WHAT IS ASKED: Transcribe the records below exactly.

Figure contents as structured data
::::::

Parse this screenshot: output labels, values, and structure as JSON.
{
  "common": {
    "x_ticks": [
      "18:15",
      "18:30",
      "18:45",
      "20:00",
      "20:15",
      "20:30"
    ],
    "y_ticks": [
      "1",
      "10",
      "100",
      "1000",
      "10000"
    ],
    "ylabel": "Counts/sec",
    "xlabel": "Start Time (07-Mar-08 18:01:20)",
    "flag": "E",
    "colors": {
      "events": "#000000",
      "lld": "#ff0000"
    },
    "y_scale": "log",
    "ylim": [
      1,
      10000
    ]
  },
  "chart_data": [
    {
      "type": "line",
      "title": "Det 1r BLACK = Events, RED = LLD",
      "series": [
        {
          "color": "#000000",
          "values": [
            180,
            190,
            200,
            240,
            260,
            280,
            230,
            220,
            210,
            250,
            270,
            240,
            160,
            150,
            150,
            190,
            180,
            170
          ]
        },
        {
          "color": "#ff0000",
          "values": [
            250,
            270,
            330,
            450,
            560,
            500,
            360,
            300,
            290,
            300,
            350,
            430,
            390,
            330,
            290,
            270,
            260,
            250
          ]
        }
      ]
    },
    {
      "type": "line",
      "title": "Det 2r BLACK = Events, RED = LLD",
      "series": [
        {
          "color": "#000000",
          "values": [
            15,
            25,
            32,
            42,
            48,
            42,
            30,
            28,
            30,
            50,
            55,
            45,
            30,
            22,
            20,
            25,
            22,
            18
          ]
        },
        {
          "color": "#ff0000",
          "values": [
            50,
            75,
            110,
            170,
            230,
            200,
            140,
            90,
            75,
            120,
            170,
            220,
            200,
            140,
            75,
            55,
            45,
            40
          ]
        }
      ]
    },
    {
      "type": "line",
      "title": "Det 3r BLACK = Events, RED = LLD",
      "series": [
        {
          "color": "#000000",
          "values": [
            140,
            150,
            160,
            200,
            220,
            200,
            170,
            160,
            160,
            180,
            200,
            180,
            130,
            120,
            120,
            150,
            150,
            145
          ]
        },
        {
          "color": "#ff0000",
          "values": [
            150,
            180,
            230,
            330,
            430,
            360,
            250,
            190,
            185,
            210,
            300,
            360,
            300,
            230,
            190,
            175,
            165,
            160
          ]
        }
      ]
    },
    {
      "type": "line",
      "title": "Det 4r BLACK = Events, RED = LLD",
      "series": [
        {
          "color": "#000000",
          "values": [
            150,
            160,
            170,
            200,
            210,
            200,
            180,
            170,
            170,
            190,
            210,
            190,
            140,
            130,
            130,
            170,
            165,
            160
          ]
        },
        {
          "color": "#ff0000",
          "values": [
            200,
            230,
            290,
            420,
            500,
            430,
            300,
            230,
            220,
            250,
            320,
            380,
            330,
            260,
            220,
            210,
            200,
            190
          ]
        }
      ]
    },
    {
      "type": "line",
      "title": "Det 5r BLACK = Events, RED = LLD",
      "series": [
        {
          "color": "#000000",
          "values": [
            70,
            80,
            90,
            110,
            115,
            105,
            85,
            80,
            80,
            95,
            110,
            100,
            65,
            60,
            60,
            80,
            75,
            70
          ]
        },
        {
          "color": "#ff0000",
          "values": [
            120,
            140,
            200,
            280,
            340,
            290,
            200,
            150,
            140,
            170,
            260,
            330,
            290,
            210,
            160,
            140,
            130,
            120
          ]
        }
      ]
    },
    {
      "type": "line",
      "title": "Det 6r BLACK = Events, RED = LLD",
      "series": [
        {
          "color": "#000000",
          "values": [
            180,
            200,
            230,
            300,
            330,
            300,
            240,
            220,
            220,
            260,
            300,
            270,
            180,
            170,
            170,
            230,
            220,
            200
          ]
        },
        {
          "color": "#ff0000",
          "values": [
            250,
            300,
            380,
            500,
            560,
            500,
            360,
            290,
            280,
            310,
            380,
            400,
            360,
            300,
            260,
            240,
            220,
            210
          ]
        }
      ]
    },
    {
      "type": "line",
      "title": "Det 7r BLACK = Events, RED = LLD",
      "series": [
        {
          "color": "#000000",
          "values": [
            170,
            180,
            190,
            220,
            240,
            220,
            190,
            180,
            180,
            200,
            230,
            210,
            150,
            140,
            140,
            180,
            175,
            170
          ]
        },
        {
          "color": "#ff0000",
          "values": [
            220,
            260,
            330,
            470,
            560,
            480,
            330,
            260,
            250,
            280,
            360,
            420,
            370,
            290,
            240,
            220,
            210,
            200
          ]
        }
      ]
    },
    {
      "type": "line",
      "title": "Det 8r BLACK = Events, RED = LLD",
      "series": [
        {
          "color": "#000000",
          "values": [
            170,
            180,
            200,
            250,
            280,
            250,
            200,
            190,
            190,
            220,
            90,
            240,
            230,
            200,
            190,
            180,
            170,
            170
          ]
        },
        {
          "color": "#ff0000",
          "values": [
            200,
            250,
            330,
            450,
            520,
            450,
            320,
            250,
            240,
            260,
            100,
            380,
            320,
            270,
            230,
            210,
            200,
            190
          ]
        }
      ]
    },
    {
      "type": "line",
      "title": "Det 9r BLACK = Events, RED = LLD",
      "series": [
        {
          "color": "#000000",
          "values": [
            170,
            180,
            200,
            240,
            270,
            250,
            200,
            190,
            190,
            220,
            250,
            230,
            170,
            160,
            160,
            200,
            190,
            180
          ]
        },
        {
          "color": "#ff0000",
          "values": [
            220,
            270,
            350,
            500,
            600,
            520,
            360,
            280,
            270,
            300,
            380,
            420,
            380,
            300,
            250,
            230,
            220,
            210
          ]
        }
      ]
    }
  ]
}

::::::

ANSWER FOR THIS EXERCISE:
Parse this screenshot: output labels, values, and structure as JSON.
{
  "common": {
    "x_ticks": [
      "18:15",
      "18:30",
      "18:45",
      "20:00",
      "20:15",
      "20:30"
    ],
    "y_ticks": [
      "1",
      "10",
      "100",
      "1000",
      "10000"
    ],
    "ylabel": "Counts/sec",
    "xlabel": "Start Time (07-Mar-08 18:01:20)",
    "flag": "E",
    "colors": {
      "events": "#000000",
      "lld": "#ff0000"
    },
    "y_scale": "log",
    "ylim": [
      1,
      10000
    ]
  },
  "chart_data": [
    {
      "type": "line",
      "title": "Det 1r BLACK = Events, RED = LLD",
      "series": [
        {
          "color": "#000000",
          "values": [
            180,
            190,
            200,
            240,
            260,
            280,
            230,
            220,
            210,
            250,
            270,
            240,
            160,
            150,
            150,
            190,
            180,
            170
          ]
        },
        {
          "color": "#ff0000",
          "values": [
            250,
            270,
            330,
            450,
            560,
            500,
            360,
            300,
            290,
            300,
            350,
            430,
            390,
            330,
            290,
            270,
            260,
            250
          ]
        }
      ]
    },
    {
      "type": "line",
      "title": "Det 2r BLACK = Events, RED = LLD",
      "series": [
        {
          "color": "#000000",
          "values": [
            15,
            25,
            32,
            42,
            48,
            42,
            30,
            28,
            30,
            50,
            55,
            45,
            30,
            22,
            20,
            25,
            22,
            18
          ]
        },
        {
          "color": "#ff0000",
          "values": [
            50,
            75,
            110,
            170,
            230,
            200,
            140,
            90,
            75,
            120,
            170,
            220,
            200,
            140,
            75,
            55,
            45,
            40
          ]
        }
      ]
    },
    {
      "type": "line",
      "title": "Det 3r BLACK = Events, RED = LLD",
      "series": [
        {
          "color": "#000000",
          "values": [
            140,
            150,
            160,
            200,
            220,
            200,
            170,
            160,
            160,
            180,
            200,
            180,
            130,
            120,
            120,
            150,
            150,
            145
          ]
        },
        {
          "color": "#ff0000",
          "values": [
            150,
            180,
            230,
            330,
            430,
            360,
            250,
            190,
            185,
            210,
            300,
            360,
            300,
            230,
            190,
            175,
            165,
            160
          ]
        }
      ]
    },
    {
      "type": "line",
      "title": "Det 4r BLACK = Events, RED = LLD",
      "series": [
        {
          "color": "#000000",
          "values": [
            150,
            160,
            170,
            200,
            210,
            200,
            180,
            170,
            170,
            190,
            210,
            190,
            140,
            130,
            130,
            170,
            165,
            160
          ]
        },
        {
          "color": "#ff0000",
          "values": [
            200,
            230,
            290,
            420,
            500,
            430,
            300,
            230,
            220,
            250,
            320,
            380,
            330,
            260,
            220,
            210,
            200,
            190
          ]
        }
      ]
    },
    {
      "type": "line",
      "title": "Det 5r BLACK = Events, RED = LLD",
      "series": [
        {
          "color": "#000000",
          "values": [
            70,
            80,
            90,
            110,
            115,
            105,
            85,
            80,
            80,
            95,
            110,
            100,
            65,
            60,
            60,
            80,
            75,
            70
          ]
        },
        {
          "color": "#ff0000",
          "values": [
            120,
            140,
            200,
            280,
            340,
            290,
            200,
            150,
            140,
            170,
            260,
            330,
            290,
            210,
            160,
            140,
            130,
            120
          ]
        }
      ]
    },
    {
      "type": "line",
      "title": "Det 6r BLACK = Events, RED = LLD",
      "series": [
        {
          "color": "#000000",
          "values": [
            180,
            200,
            230,
            300,
            330,
            300,
            240,
            220,
            220,
            260,
            300,
            270,
            180,
            170,
            170,
            230,
            220,
            200
          ]
        },
        {
          "color": "#ff0000",
          "values": [
            250,
            300,
            380,
            500,
            560,
            500,
            360,
            290,
            280,
            310,
            380,
            400,
            360,
            300,
            260,
            240,
            220,
            210
          ]
        }
      ]
    },
    {
      "type": "line",
      "title": "Det 7r BLACK = Events, RED = LLD",
      "series": [
        {
          "color": "#000000",
          "values": [
            170,
            180,
            190,
            220,
            240,
            220,
            190,
            180,
            180,
            200,
            230,
            210,
            150,
            140,
            140,
            180,
            175,
            170
          ]
        },
        {
          "color": "#ff0000",
          "values": [
            220,
            260,
            330,
            470,
            560,
            480,
            330,
            260,
            250,
            280,
            360,
            420,
            370,
            290,
            240,
            220,
            210,
            200
          ]
        }
      ]
    },
    {
      "type": "line",
      "title": "Det 8r BLACK = Events, RED = LLD",
      "series": [
        {
          "color": "#000000",
          "values": [
            170,
            180,
            200,
            250,
            280,
            250,
            200,
            190,
            190,
            220,
            90,
            240,
            230,
            200,
            190,
            180,
            170,
            170
          ]
        },
        {
          "color": "#ff0000",
          "values": [
            200,
            250,
            330,
            450,
            520,
            450,
            320,
            250,
            240,
            260,
            100,
            380,
            320,
            270,
            230,
            210,
            200,
            190
          ]
        }
      ]
    },
    {
      "type": "line",
      "title": "Det 9r BLACK = Events, RED = LLD",
      "series": [
        {
          "color": "#000000",
          "values": [
            170,
            180,
            200,
            240,
            270,
            250,
            200,
            190,
            190,
            220,
            250,
            230,
            170,
            160,
            160,
            200,
            190,
            180
          ]
        },
        {
          "color": "#ff0000",
          "values": [
            220,
            270,
            350,
            500,
            600,
            520,
            360,
            280,
            270,
            300,
            380,
            420,
            380,
            300,
            250,
            230,
            220,
            210
          ]
        }
      ]
    }
  ]
}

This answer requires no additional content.